[Data entries]
= = = =

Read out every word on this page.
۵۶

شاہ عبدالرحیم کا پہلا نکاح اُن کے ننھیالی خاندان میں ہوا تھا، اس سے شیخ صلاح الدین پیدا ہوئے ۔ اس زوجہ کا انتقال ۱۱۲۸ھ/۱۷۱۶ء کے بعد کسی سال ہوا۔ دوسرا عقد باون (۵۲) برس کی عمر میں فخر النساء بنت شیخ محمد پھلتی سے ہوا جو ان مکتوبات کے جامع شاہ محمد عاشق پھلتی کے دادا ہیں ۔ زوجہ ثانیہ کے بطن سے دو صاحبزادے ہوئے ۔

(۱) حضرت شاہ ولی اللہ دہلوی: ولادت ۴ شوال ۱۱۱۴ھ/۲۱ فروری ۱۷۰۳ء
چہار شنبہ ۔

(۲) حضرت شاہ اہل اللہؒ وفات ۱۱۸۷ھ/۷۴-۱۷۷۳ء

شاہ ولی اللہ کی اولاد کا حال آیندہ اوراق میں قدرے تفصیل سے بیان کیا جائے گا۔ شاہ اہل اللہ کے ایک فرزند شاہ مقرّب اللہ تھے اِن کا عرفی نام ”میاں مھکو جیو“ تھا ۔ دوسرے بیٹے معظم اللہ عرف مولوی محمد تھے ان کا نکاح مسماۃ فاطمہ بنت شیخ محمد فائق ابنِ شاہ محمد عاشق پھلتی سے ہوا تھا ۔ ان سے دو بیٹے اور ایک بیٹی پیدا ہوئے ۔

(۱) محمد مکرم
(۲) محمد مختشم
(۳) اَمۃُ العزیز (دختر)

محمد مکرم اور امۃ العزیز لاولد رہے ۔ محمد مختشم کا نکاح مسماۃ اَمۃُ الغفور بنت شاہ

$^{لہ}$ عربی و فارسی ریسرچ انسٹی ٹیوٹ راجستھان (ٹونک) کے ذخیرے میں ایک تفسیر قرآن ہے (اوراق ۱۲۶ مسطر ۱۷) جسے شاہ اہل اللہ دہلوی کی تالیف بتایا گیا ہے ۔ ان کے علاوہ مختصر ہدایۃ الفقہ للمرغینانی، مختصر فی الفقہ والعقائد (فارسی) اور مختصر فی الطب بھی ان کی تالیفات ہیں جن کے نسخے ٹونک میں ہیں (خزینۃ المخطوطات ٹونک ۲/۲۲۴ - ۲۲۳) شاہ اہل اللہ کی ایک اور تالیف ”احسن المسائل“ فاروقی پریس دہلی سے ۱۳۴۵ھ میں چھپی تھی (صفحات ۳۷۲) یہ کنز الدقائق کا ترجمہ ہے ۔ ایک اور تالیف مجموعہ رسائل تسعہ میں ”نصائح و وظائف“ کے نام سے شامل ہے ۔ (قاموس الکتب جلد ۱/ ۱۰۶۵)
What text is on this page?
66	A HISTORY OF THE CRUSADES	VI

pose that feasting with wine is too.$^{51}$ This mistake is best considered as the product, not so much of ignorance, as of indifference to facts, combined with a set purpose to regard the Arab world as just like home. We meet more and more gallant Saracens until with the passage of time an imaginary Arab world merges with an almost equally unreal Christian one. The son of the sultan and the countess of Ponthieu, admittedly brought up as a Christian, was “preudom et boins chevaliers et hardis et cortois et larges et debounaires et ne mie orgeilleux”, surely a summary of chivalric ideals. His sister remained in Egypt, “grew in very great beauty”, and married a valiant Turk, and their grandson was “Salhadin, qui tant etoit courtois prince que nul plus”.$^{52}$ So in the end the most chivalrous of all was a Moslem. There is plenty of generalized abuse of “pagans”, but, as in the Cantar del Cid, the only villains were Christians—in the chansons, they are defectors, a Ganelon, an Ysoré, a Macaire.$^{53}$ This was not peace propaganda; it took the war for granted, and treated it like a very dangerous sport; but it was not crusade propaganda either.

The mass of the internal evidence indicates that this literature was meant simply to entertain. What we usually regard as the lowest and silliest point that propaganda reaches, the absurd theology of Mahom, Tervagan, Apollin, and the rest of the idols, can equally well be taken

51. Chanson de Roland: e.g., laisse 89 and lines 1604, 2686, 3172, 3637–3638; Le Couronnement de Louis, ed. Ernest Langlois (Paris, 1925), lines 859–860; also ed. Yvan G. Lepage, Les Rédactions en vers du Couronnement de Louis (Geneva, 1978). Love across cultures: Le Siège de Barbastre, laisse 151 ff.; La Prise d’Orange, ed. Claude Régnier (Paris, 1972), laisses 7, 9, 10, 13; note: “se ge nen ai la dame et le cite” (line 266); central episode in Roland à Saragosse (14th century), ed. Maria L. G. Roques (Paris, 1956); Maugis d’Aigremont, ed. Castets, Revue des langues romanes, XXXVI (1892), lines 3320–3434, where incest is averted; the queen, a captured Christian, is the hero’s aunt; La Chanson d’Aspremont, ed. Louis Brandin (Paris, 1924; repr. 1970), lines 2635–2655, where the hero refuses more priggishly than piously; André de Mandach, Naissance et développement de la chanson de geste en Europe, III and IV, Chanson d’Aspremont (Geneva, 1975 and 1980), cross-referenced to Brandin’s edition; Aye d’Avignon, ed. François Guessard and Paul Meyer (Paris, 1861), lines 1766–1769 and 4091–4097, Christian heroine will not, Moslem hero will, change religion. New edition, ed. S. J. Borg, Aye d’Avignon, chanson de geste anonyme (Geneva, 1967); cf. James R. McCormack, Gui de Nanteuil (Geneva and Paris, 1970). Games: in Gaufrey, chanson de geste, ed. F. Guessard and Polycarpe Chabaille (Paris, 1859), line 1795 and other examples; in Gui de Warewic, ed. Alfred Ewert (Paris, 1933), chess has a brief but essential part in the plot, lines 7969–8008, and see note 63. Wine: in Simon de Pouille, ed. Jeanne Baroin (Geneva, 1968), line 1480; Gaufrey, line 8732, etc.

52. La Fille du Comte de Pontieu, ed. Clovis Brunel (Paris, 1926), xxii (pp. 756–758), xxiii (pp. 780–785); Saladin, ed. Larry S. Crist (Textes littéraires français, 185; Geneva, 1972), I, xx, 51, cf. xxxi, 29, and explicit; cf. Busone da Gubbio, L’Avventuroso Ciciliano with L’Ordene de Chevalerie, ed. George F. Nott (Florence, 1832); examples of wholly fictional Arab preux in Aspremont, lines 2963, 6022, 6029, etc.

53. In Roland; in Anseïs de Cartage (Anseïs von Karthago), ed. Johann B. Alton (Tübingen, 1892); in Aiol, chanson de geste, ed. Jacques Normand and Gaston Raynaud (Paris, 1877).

= = = =

■ Request
Copy out the full set of records precisely, leaving nothing out.

■ Result of this exercise
Read out every word on this page.
۵۶

شاہ عبدالرحیم کا پہلا نکاح اُن کے ننھیالی خاندان میں ہوا تھا، اس سے شیخ صلاح الدین پیدا ہوئے ۔ اس زوجہ کا انتقال ۱۱۲۸ھ/۱۷۱۶ء کے بعد کسی سال ہوا۔ دوسرا عقد باون (۵۲) برس کی عمر میں فخر النساء بنت شیخ محمد پھلتی سے ہوا جو ان مکتوبات کے جامع شاہ محمد عاشق پھلتی کے دادا ہیں ۔ زوجہ ثانیہ کے بطن سے دو صاحبزادے ہوئے ۔

(۱) حضرت شاہ ولی اللہ دہلوی: ولادت ۴ شوال ۱۱۱۴ھ/۲۱ فروری ۱۷۰۳ء
چہار شنبہ ۔

(۲) حضرت شاہ اہل اللہؒ وفات ۱۱۸۷ھ/۷۴-۱۷۷۳ء

شاہ ولی اللہ کی اولاد کا حال آیندہ اوراق میں قدرے تفصیل سے بیان کیا جائے گا۔ شاہ اہل اللہ کے ایک فرزند شاہ مقرّب اللہ تھے اِن کا عرفی نام ”میاں مھکو جیو“ تھا ۔ دوسرے بیٹے معظم اللہ عرف مولوی محمد تھے ان کا نکاح مسماۃ فاطمہ بنت شیخ محمد فائق ابنِ شاہ محمد عاشق پھلتی سے ہوا تھا ۔ ان سے دو بیٹے اور ایک بیٹی پیدا ہوئے ۔

(۱) محمد مکرم
(۲) محمد مختشم
(۳) اَمۃُ العزیز (دختر)

محمد مکرم اور امۃ العزیز لاولد رہے ۔ محمد مختشم کا نکاح مسماۃ اَمۃُ الغفور بنت شاہ

$^{لہ}$ عربی و فارسی ریسرچ انسٹی ٹیوٹ راجستھان (ٹونک) کے ذخیرے میں ایک تفسیر قرآن ہے (اوراق ۱۲۶ مسطر ۱۷) جسے شاہ اہل اللہ دہلوی کی تالیف بتایا گیا ہے ۔ ان کے علاوہ مختصر ہدایۃ الفقہ للمرغینانی، مختصر فی الفقہ والعقائد (فارسی) اور مختصر فی الطب بھی ان کی تالیفات ہیں جن کے نسخے ٹونک میں ہیں (خزینۃ المخطوطات ٹونک ۲/۲۲۴ - ۲۲۳) شاہ اہل اللہ کی ایک اور تالیف ”احسن المسائل“ فاروقی پریس دہلی سے ۱۳۴۵ھ میں چھپی تھی (صفحات ۳۷۲) یہ کنز الدقائق کا ترجمہ ہے ۔ ایک اور تالیف مجموعہ رسائل تسعہ میں ”نصائح و وظائف“ کے نام سے شامل ہے ۔ (قاموس الکتب جلد ۱/ ۱۰۶۵)
What text is on this page?
66	A HISTORY OF THE CRUSADES	VI

pose that feasting with wine is too.$^{51}$ This mistake is best considered as the product, not so much of ignorance, as of indifference to facts, combined with a set purpose to regard the Arab world as just like home. We meet more and more gallant Saracens until with the passage of time an imaginary Arab world merges with an almost equally unreal Christian one. The son of the sultan and the countess of Ponthieu, admittedly brought up as a Christian, was “preudom et boins chevaliers et hardis et cortois et larges et debounaires et ne mie orgeilleux”, surely a summary of chivalric ideals. His sister remained in Egypt, “grew in very great beauty”, and married a valiant Turk, and their grandson was “Salhadin, qui tant etoit courtois prince que nul plus”.$^{52}$ So in the end the most chivalrous of all was a Moslem. There is plenty of generalized abuse of “pagans”, but, as in the Cantar del Cid, the only villains were Christians—in the chansons, they are defectors, a Ganelon, an Ysoré, a Macaire.$^{53}$ This was not peace propaganda; it took the war for granted, and treated it like a very dangerous sport; but it was not crusade propaganda either.

The mass of the internal evidence indicates that this literature was meant simply to entertain. What we usually regard as the lowest and silliest point that propaganda reaches, the absurd theology of Mahom, Tervagan, Apollin, and the rest of the idols, can equally well be taken

51. Chanson de Roland: e.g., laisse 89 and lines 1604, 2686, 3172, 3637–3638; Le Couronnement de Louis, ed. Ernest Langlois (Paris, 1925), lines 859–860; also ed. Yvan G. Lepage, Les Rédactions en vers du Couronnement de Louis (Geneva, 1978). Love across cultures: Le Siège de Barbastre, laisse 151 ff.; La Prise d’Orange, ed. Claude Régnier (Paris, 1972), laisses 7, 9, 10, 13; note: “se ge nen ai la dame et le cite” (line 266); central episode in Roland à Saragosse (14th century), ed. Maria L. G. Roques (Paris, 1956); Maugis d’Aigremont, ed. Castets, Revue des langues romanes, XXXVI (1892), lines 3320–3434, where incest is averted; the queen, a captured Christian, is the hero’s aunt; La Chanson d’Aspremont, ed. Louis Brandin (Paris, 1924; repr. 1970), lines 2635–2655, where the hero refuses more priggishly than piously; André de Mandach, Naissance et développement de la chanson de geste en Europe, III and IV, Chanson d’Aspremont (Geneva, 1975 and 1980), cross-referenced to Brandin’s edition; Aye d’Avignon, ed. François Guessard and Paul Meyer (Paris, 1861), lines 1766–1769 and 4091–4097, Christian heroine will not, Moslem hero will, change religion. New edition, ed. S. J. Borg, Aye d’Avignon, chanson de geste anonyme (Geneva, 1967); cf. James R. McCormack, Gui de Nanteuil (Geneva and Paris, 1970). Games: in Gaufrey, chanson de geste, ed. F. Guessard and Polycarpe Chabaille (Paris, 1859), line 1795 and other examples; in Gui de Warewic, ed. Alfred Ewert (Paris, 1933), chess has a brief but essential part in the plot, lines 7969–8008, and see note 63. Wine: in Simon de Pouille, ed. Jeanne Baroin (Geneva, 1968), line 1480; Gaufrey, line 8732, etc.

52. La Fille du Comte de Pontieu, ed. Clovis Brunel (Paris, 1926), xxii (pp. 756–758), xxiii (pp. 780–785); Saladin, ed. Larry S. Crist (Textes littéraires français, 185; Geneva, 1972), I, xx, 51, cf. xxxi, 29, and explicit; cf. Busone da Gubbio, L’Avventuroso Ciciliano with L’Ordene de Chevalerie, ed. George F. Nott (Florence, 1832); examples of wholly fictional Arab preux in Aspremont, lines 2963, 6022, 6029, etc.

53. In Roland; in Anseïs de Cartage (Anseïs von Karthago), ed. Johann B. Alton (Tübingen, 1892); in Aiol, chanson de geste, ed. Jacques Normand and Gaston Raynaud (Paris, 1877).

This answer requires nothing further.